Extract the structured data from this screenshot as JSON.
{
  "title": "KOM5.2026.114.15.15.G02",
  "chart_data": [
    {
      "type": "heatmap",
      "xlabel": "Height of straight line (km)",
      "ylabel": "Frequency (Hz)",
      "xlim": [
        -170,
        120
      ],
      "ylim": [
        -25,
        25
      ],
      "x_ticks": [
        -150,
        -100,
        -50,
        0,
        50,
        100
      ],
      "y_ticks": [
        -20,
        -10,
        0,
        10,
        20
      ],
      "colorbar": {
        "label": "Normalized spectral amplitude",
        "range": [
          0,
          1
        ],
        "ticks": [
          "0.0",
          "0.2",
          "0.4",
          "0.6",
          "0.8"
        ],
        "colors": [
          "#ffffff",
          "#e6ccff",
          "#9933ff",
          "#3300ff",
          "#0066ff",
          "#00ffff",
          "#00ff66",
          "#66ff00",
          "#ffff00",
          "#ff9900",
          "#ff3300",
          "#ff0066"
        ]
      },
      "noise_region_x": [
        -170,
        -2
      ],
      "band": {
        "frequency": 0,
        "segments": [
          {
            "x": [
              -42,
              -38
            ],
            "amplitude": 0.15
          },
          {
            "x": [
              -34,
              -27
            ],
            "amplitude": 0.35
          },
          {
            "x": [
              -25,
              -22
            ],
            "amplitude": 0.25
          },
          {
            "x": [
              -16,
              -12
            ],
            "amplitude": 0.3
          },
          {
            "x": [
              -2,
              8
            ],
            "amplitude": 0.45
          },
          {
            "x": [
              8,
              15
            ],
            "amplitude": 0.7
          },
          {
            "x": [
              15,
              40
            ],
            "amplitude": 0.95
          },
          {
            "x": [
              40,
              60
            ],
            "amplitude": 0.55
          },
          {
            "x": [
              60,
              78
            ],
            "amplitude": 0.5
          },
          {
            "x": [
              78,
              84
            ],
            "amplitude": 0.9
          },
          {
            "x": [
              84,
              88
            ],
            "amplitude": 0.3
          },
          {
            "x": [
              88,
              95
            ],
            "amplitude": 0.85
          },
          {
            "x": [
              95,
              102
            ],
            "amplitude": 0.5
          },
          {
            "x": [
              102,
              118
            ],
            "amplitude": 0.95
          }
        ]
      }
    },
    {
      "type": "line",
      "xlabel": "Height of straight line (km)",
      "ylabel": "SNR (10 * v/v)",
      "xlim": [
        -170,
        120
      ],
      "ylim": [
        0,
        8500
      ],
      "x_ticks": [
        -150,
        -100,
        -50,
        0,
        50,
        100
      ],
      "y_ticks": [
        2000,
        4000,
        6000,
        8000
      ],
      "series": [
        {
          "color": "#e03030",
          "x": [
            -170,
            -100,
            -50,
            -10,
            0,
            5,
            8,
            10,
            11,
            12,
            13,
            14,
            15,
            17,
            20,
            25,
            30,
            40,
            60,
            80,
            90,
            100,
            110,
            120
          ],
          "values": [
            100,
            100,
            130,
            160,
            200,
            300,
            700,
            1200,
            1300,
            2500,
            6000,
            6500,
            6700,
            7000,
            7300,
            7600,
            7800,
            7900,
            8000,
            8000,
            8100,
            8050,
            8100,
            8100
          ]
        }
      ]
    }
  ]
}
────────────────────────────────────────
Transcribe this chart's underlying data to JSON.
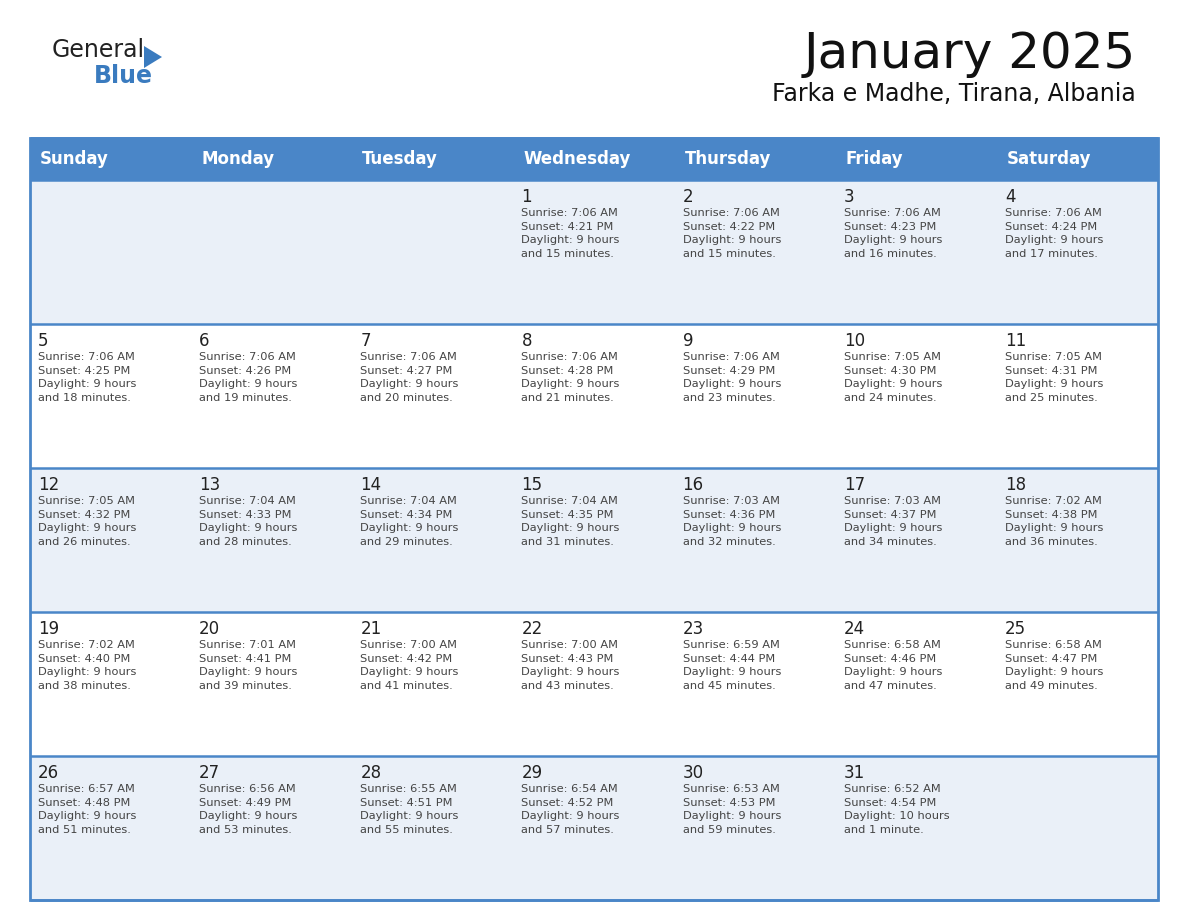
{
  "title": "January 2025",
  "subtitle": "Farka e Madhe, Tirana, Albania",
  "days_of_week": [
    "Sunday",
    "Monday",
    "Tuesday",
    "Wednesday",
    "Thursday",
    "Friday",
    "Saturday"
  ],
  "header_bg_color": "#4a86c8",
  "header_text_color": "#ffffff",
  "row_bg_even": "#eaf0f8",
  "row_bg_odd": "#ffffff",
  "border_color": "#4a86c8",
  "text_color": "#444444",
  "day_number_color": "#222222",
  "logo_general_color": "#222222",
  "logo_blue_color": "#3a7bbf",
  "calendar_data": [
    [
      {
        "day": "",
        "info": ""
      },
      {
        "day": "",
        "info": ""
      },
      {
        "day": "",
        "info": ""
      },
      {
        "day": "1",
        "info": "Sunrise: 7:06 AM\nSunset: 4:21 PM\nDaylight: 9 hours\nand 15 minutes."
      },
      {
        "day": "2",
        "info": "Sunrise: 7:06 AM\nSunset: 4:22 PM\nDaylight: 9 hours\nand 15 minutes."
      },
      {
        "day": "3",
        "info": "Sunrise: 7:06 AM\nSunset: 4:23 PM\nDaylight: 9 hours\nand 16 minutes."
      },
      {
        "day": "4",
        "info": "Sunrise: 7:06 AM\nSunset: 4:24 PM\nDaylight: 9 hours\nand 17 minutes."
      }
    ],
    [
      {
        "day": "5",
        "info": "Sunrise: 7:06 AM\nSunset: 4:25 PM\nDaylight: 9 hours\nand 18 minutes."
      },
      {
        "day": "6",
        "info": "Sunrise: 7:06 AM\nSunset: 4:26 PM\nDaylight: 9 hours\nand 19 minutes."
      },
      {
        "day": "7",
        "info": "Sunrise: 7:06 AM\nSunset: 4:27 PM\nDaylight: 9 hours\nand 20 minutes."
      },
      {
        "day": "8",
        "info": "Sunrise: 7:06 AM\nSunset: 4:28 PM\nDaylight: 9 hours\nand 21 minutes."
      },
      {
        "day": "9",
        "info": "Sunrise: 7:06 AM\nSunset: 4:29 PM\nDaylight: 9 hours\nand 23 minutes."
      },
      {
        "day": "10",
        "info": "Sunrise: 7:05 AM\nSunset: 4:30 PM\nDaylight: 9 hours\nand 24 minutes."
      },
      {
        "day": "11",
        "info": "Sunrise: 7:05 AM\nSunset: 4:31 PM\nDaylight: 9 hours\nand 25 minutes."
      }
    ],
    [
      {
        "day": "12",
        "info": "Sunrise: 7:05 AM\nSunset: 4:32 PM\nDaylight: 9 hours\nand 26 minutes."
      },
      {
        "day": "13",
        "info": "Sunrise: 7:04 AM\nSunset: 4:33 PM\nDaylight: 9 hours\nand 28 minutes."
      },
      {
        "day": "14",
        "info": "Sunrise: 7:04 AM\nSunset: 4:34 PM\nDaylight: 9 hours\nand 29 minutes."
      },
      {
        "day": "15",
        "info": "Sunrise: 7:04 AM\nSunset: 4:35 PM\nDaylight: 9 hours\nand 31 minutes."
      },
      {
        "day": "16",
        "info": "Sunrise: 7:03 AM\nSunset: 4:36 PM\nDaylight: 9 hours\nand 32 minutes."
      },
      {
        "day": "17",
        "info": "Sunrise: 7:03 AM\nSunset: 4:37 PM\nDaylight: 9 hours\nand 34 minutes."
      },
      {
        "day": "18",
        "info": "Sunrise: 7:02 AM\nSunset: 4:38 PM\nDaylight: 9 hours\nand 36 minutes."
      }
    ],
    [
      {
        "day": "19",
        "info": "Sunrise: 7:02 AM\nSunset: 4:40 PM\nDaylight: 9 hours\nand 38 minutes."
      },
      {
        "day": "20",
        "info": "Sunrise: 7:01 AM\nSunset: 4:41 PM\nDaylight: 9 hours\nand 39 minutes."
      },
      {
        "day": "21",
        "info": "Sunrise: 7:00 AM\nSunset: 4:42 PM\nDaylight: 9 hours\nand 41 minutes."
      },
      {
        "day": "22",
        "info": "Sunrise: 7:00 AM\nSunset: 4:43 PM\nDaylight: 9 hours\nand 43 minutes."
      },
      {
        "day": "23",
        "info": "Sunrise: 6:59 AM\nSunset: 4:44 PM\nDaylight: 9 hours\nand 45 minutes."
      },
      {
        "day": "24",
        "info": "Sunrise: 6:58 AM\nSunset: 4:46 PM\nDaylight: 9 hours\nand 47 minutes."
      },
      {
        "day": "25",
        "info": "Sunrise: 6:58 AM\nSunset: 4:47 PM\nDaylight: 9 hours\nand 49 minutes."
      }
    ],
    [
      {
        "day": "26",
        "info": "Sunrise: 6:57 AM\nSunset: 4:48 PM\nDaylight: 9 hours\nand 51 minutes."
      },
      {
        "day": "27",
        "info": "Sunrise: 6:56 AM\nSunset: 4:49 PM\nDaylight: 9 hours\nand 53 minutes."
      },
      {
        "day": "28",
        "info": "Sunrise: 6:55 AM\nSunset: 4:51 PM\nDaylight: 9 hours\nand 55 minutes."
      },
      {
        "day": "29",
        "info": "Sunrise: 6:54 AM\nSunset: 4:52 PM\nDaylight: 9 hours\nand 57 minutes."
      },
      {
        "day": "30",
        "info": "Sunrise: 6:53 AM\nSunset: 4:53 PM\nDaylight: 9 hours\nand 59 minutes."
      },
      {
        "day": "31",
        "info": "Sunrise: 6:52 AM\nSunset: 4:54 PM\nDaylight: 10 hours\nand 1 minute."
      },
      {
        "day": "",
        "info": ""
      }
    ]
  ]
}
────────────────────────────────────────
**TASK DETAILS**
Gather each line from the entries above that includes the word "ylabel".

**FULL OUTPUT**
      "ylabel": "Frequency (Hz)",
      "ylabel": "SNR (10 * v/v)",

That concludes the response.